Directive: Give the listing below again in full, exactly as written.
************
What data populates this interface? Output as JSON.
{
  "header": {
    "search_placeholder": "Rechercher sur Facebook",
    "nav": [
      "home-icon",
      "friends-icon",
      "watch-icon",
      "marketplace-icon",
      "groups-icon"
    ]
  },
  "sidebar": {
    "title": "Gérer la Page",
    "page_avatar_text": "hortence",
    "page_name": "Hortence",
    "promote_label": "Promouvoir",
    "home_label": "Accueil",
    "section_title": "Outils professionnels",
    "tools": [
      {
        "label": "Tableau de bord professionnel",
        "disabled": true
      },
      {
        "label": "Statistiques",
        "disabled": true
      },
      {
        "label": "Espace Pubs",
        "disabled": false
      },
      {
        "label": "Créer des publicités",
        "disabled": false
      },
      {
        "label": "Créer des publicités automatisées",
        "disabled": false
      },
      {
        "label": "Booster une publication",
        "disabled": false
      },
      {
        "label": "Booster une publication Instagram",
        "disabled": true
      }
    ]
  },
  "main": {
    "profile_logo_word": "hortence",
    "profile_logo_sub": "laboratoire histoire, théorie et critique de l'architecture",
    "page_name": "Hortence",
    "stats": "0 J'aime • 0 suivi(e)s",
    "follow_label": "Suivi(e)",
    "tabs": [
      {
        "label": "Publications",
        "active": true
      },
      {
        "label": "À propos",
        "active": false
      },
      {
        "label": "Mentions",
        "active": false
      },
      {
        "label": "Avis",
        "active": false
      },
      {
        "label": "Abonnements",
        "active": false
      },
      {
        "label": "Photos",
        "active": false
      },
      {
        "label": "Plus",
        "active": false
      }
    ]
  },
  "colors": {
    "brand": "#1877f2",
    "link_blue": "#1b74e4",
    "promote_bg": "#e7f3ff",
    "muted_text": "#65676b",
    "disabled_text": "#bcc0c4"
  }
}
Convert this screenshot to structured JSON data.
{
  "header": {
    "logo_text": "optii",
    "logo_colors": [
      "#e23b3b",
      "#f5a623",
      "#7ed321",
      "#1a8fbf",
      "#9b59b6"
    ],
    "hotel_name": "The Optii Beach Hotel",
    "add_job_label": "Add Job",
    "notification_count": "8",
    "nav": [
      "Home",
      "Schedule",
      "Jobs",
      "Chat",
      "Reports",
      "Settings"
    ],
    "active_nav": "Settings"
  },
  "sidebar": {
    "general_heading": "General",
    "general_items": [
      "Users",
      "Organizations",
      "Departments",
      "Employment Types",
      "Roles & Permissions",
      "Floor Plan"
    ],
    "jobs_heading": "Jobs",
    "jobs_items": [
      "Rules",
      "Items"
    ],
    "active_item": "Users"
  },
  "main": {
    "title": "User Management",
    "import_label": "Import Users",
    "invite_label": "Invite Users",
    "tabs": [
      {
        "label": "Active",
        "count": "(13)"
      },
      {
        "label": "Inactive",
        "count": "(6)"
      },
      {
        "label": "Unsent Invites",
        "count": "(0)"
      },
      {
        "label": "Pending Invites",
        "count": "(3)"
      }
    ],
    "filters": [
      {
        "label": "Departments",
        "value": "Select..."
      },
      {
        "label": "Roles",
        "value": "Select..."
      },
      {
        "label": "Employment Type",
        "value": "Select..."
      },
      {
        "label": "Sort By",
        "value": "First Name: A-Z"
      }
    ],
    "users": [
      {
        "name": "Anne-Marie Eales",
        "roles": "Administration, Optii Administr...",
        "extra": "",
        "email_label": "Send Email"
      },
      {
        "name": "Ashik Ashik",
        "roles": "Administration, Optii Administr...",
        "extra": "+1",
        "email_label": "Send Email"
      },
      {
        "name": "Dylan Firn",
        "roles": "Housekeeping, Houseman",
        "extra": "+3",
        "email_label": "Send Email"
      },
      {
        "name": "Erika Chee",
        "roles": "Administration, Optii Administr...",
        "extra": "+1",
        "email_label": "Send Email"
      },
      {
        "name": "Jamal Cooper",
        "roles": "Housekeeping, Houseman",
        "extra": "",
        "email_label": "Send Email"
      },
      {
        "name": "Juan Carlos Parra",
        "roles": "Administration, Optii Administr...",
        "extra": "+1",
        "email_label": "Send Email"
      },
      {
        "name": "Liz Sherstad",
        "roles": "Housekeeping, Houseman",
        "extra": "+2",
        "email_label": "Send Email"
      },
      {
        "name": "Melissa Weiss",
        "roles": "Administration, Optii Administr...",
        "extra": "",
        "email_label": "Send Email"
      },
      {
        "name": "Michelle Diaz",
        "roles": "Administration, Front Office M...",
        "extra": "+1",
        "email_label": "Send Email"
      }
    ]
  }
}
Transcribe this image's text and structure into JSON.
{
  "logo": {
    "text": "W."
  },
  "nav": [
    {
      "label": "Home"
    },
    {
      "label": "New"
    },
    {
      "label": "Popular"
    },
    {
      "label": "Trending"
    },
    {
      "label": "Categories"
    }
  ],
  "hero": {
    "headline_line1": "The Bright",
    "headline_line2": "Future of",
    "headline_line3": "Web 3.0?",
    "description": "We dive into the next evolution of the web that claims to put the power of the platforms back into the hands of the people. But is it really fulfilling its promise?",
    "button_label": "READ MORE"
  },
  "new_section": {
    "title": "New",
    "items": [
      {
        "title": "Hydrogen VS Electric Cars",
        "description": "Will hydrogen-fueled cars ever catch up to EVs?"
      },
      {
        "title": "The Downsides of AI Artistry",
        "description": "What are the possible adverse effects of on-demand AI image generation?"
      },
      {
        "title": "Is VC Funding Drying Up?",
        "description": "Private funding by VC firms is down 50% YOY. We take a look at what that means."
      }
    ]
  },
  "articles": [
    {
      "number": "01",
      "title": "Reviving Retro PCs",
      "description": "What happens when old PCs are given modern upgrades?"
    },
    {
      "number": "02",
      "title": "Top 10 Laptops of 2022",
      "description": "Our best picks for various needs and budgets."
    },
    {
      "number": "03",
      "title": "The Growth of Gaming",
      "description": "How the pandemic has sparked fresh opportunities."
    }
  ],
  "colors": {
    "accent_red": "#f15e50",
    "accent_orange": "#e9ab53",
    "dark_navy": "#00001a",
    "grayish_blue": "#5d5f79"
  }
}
************
Response to this exercise:
What data populates this interface? Output as JSON.
{
  "header": {
    "search_placeholder": "Rechercher sur Facebook",
    "nav": [
      "home-icon",
      "friends-icon",
      "watch-icon",
      "marketplace-icon",
      "groups-icon"
    ]
  },
  "sidebar": {
    "title": "Gérer la Page",
    "page_avatar_text": "hortence",
    "page_name": "Hortence",
    "promote_label": "Promouvoir",
    "home_label": "Accueil",
    "section_title": "Outils professionnels",
    "tools": [
      {
        "label": "Tableau de bord professionnel",
        "disabled": true
      },
      {
        "label": "Statistiques",
        "disabled": true
      },
      {
        "label": "Espace Pubs",
        "disabled": false
      },
      {
        "label": "Créer des publicités",
        "disabled": false
      },
      {
        "label": "Créer des publicités automatisées",
        "disabled": false
      },
      {
        "label": "Booster une publication",
        "disabled": false
      },
      {
        "label": "Booster une publication Instagram",
        "disabled": true
      }
    ]
  },
  "main": {
    "profile_logo_word": "hortence",
    "profile_logo_sub": "laboratoire histoire, théorie et critique de l'architecture",
    "page_name": "Hortence",
    "stats": "0 J'aime • 0 suivi(e)s",
    "follow_label": "Suivi(e)",
    "tabs": [
      {
        "label": "Publications",
        "active": true
      },
      {
        "label": "À propos",
        "active": false
      },
      {
        "label": "Mentions",
        "active": false
      },
      {
        "label": "Avis",
        "active": false
      },
      {
        "label": "Abonnements",
        "active": false
      },
      {
        "label": "Photos",
        "active": false
      },
      {
        "label": "Plus",
        "active": false
      }
    ]
  },
  "colors": {
    "brand": "#1877f2",
    "link_blue": "#1b74e4",
    "promote_bg": "#e7f3ff",
    "muted_text": "#65676b",
    "disabled_text": "#bcc0c4"
  }
}
Convert this screenshot to structured JSON data.
{
  "header": {
    "logo_text": "optii",
    "logo_colors": [
      "#e23b3b",
      "#f5a623",
      "#7ed321",
      "#1a8fbf",
      "#9b59b6"
    ],
    "hotel_name": "The Optii Beach Hotel",
    "add_job_label": "Add Job",
    "notification_count": "8",
    "nav": [
      "Home",
      "Schedule",
      "Jobs",
      "Chat",
      "Reports",
      "Settings"
    ],
    "active_nav": "Settings"
  },
  "sidebar": {
    "general_heading": "General",
    "general_items": [
      "Users",
      "Organizations",
      "Departments",
      "Employment Types",
      "Roles & Permissions",
      "Floor Plan"
    ],
    "jobs_heading": "Jobs",
    "jobs_items": [
      "Rules",
      "Items"
    ],
    "active_item": "Users"
  },
  "main": {
    "title": "User Management",
    "import_label": "Import Users",
    "invite_label": "Invite Users",
    "tabs": [
      {
        "label": "Active",
        "count": "(13)"
      },
      {
        "label": "Inactive",
        "count": "(6)"
      },
      {
        "label": "Unsent Invites",
        "count": "(0)"
      },
      {
        "label": "Pending Invites",
        "count": "(3)"
      }
    ],
    "filters": [
      {
        "label": "Departments",
        "value": "Select..."
      },
      {
        "label": "Roles",
        "value": "Select..."
      },
      {
        "label": "Employment Type",
        "value": "Select..."
      },
      {
        "label": "Sort By",
        "value": "First Name: A-Z"
      }
    ],
    "users": [
      {
        "name": "Anne-Marie Eales",
        "roles": "Administration, Optii Administr...",
        "extra": "",
        "email_label": "Send Email"
      },
      {
        "name": "Ashik Ashik",
        "roles": "Administration, Optii Administr...",
        "extra": "+1",
        "email_label": "Send Email"
      },
      {
        "name": "Dylan Firn",
        "roles": "Housekeeping, Houseman",
        "extra": "+3",
        "email_label": "Send Email"
      },
      {
        "name": "Erika Chee",
        "roles": "Administration, Optii Administr...",
        "extra": "+1",
        "email_label": "Send Email"
      },
      {
        "name": "Jamal Cooper",
        "roles": "Housekeeping, Houseman",
        "extra": "",
        "email_label": "Send Email"
      },
      {
        "name": "Juan Carlos Parra",
        "roles": "Administration, Optii Administr...",
        "extra": "+1",
        "email_label": "Send Email"
      },
      {
        "name": "Liz Sherstad",
        "roles": "Housekeeping, Houseman",
        "extra": "+2",
        "email_label": "Send Email"
      },
      {
        "name": "Melissa Weiss",
        "roles": "Administration, Optii Administr...",
        "extra": "",
        "email_label": "Send Email"
      },
      {
        "name": "Michelle Diaz",
        "roles": "Administration, Front Office M...",
        "extra": "+1",
        "email_label": "Send Email"
      }
    ]
  }
}
Transcribe this image's text and structure into JSON.
{
  "logo": {
    "text": "W."
  },
  "nav": [
    {
      "label": "Home"
    },
    {
      "label": "New"
    },
    {
      "label": "Popular"
    },
    {
      "label": "Trending"
    },
    {
      "label": "Categories"
    }
  ],
  "hero": {
    "headline_line1": "The Bright",
    "headline_line2": "Future of",
    "headline_line3": "Web 3.0?",
    "description": "We dive into the next evolution of the web that claims to put the power of the platforms back into the hands of the people. But is it really fulfilling its promise?",
    "button_label": "READ MORE"
  },
  "new_section": {
    "title": "New",
    "items": [
      {
        "title": "Hydrogen VS Electric Cars",
        "description": "Will hydrogen-fueled cars ever catch up to EVs?"
      },
      {
        "title": "The Downsides of AI Artistry",
        "description": "What are the possible adverse effects of on-demand AI image generation?"
      },
      {
        "title": "Is VC Funding Drying Up?",
        "description": "Private funding by VC firms is down 50% YOY. We take a look at what that means."
      }
    ]
  },
  "articles": [
    {
      "number": "01",
      "title": "Reviving Retro PCs",
      "description": "What happens when old PCs are given modern upgrades?"
    },
    {
      "number": "02",
      "title": "Top 10 Laptops of 2022",
      "description": "Our best picks for various needs and budgets."
    },
    {
      "number": "03",
      "title": "The Growth of Gaming",
      "description": "How the pandemic has sparked fresh opportunities."
    }
  ],
  "colors": {
    "accent_red": "#f15e50",
    "accent_orange": "#e9ab53",
    "dark_navy": "#00001a",
    "grayish_blue": "#5d5f79"
  }
}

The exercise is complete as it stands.